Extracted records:
★ ★ ★

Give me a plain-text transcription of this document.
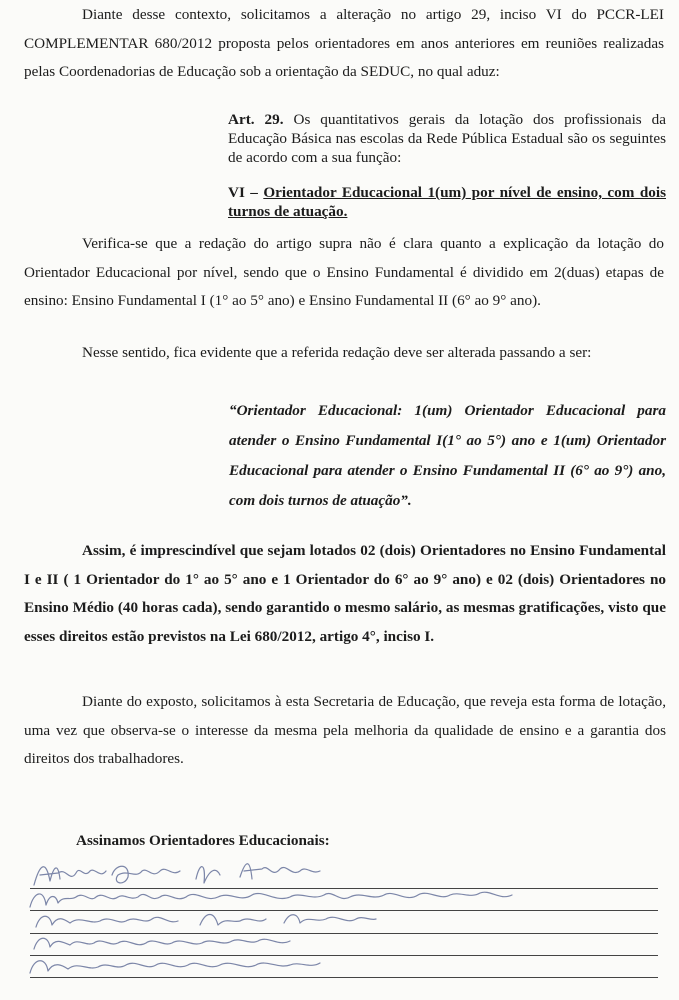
Diante desse contexto, solicitamos a alteração no artigo 29, inciso VI do PCCR-LEI COMPLEMENTAR 680/2012 proposta pelos orientadores em anos anteriores em reuniões realizadas pelas Coordenadorias de Educação sob a orientação da SEDUC, no qual aduz:

Art. 29. Os quantitativos gerais da lotação dos profissionais da Educação Básica nas escolas da Rede Pública Estadual são os seguintes de acordo com a sua função:
VI – Orientador Educacional 1(um) por nível de ensino, com dois turnos de atuação.

Verifica-se que a redação do artigo supra não é clara quanto a explicação da lotação do Orientador Educacional por nível, sendo que o Ensino Fundamental é dividido em 2(duas) etapas de ensino: Ensino Fundamental I (1° ao 5° ano) e Ensino Fundamental II (6° ao 9° ano).

Nesse sentido, fica evidente que a referida redação deve ser alterada passando a ser:

“Orientador Educacional: 1(um) Orientador Educacional para atender o Ensino Fundamental I(1° ao 5°) ano e 1(um) Orientador Educacional para atender o Ensino Fundamental II (6° ao 9°) ano, com dois turnos de atuação”.

Assim, é imprescindível que sejam lotados 02 (dois) Orientadores no Ensino Fundamental I e II ( 1 Orientador do 1° ao 5° ano e 1 Orientador do 6° ao 9° ano) e 02 (dois) Orientadores no Ensino Médio (40 horas cada), sendo garantido o mesmo salário, as mesmas gratificações, visto que esses direitos estão previstos na Lei 680/2012, artigo 4°, inciso I.

Diante do exposto, solicitamos à esta Secretaria de Educação, que reveja esta forma de lotação, uma vez que observa-se o interesse da mesma pela melhoria da qualidade de ensino e a garantia dos direitos dos trabalhadores.

Assinamos Orientadores Educacionais:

★ ★ ★

TASK DIRECTIONS: Pick out all lines from the data above in which the word "solicitamos" appears.

SOLUTION TO THE EXERCISE:
Diante desse contexto, solicitamos a alteração no artigo 29, inciso VI do PCCR-LEI COMPLEMENTAR 680/2012 proposta pelos orientadores em anos anteriores em reuniões realizadas pelas Coordenadorias de Educação sob a orientação da SEDUC, no qual aduz:
Diante do exposto, solicitamos à esta Secretaria de Educação, que reveja esta forma de lotação, uma vez que observa-se o interesse da mesma pela melhoria da qualidade de ensino e a garantia dos direitos dos trabalhadores.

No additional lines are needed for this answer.